**Problem to work on:**
Show all lines holding "DEFICIENCY".

━━━━━━━━━━━━━━━━

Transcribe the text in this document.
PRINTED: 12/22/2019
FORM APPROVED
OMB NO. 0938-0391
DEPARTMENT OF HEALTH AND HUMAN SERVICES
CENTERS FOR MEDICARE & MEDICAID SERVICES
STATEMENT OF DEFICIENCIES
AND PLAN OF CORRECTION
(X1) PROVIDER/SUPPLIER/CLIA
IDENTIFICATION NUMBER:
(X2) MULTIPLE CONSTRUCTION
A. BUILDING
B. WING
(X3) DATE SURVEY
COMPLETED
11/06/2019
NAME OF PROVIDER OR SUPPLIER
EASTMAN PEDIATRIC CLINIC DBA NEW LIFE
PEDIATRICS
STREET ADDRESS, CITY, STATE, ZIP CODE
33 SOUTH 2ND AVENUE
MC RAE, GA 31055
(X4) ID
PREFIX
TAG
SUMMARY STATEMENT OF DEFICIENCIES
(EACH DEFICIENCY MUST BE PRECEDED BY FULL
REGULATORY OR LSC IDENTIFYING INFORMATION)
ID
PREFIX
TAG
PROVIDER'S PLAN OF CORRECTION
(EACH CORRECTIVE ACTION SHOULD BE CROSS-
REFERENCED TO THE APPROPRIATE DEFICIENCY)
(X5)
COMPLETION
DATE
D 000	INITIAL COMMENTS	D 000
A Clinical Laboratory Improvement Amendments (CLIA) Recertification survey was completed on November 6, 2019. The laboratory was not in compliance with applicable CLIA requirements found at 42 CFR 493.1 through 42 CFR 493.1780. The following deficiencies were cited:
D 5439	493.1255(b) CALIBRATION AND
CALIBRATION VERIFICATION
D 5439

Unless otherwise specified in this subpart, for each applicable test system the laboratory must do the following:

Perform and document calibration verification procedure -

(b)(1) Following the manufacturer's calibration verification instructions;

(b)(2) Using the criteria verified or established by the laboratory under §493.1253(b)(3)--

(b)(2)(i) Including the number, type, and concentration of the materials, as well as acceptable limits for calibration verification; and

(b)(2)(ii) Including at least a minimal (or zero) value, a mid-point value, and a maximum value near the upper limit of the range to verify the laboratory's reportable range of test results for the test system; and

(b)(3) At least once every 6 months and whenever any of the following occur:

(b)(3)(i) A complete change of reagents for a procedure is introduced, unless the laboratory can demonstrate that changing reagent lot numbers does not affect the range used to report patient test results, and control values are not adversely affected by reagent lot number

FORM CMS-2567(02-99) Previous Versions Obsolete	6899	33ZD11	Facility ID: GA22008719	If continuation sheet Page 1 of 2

━━━━━━━━━━━━━━━━

**Complete answer:**
(EACH DEFICIENCY MUST BE PRECEDED BY FULL
REFERENCED TO THE APPROPRIATE DEFICIENCY)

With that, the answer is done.